Transcript data for document pages

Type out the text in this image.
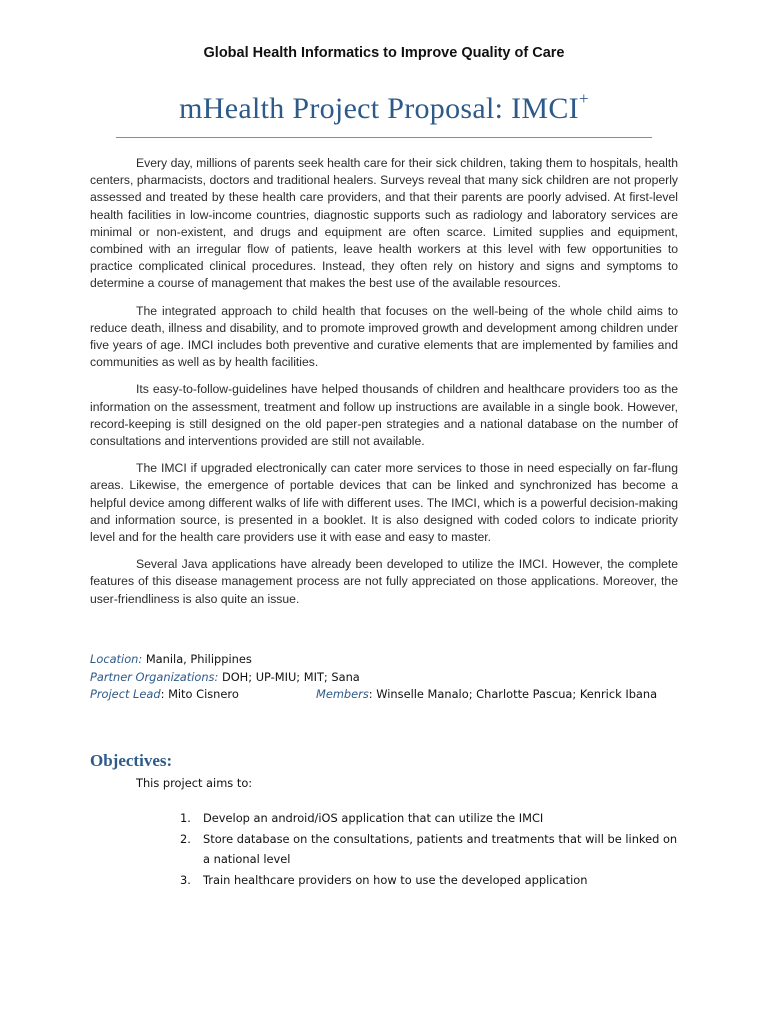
Global Health Informatics to Improve Quality of Care
mHealth Project Proposal: IMCI+

Every day, millions of parents seek health care for their sick children, taking them to hospitals, health centers, pharmacists, doctors and traditional healers. Surveys reveal that many sick children are not properly assessed and treated by these health care providers, and that their parents are poorly advised. At first-level health facilities in low-income countries, diagnostic supports such as radiology and laboratory services are minimal or non-existent, and drugs and equipment are often scarce. Limited supplies and equipment, combined with an irregular flow of patients, leave health workers at this level with few opportunities to practice complicated clinical procedures. Instead, they often rely on history and signs and symptoms to determine a course of management that makes the best use of the available resources.

The integrated approach to child health that focuses on the well-being of the whole child aims to reduce death, illness and disability, and to promote improved growth and development among children under five years of age. IMCI includes both preventive and curative elements that are implemented by families and communities as well as by health facilities.

Its easy-to-follow-guidelines have helped thousands of children and healthcare providers too as the information on the assessment, treatment and follow up instructions are available in a single book. However, record-keeping is still designed on the old paper-pen strategies and a national database on the number of consultations and interventions provided are still not available.

The IMCI if upgraded electronically can cater more services to those in need especially on far-flung areas. Likewise, the emergence of portable devices that can be linked and synchronized has become a helpful device among different walks of life with different uses. The IMCI, which is a powerful decision-making and information source, is presented in a booklet. It is also designed with coded colors to indicate priority level and for the health care providers use it with ease and easy to master.

Several Java applications have already been developed to utilize the IMCI. However, the complete features of this disease management process are not fully appreciated on those applications. Moreover, the user-friendliness is also quite an issue.

Location: Manila, Philippines
Partner Organizations: DOH; UP-MIU; MIT; Sana
Project Lead: Mito Cisnero	Members: Winselle Manalo; Charlotte Pascua; Kenrick Ibana
Objectives:
This project aims to:
1. Develop an android/iOS application that can utilize the IMCI
2. Store database on the consultations, patients and treatments that will be linked on a national level
3. Train healthcare providers on how to use the developed application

| Requirement |
Go through the records and report each line that contains "aims".

| Exercise response |
The integrated approach to child health that focuses on the well-being of the whole child aims to reduce death, illness and disability, and to promote improved growth and development among children under five years of age. IMCI includes both preventive and curative elements that are implemented by families and communities as well as by health facilities.
This project aims to:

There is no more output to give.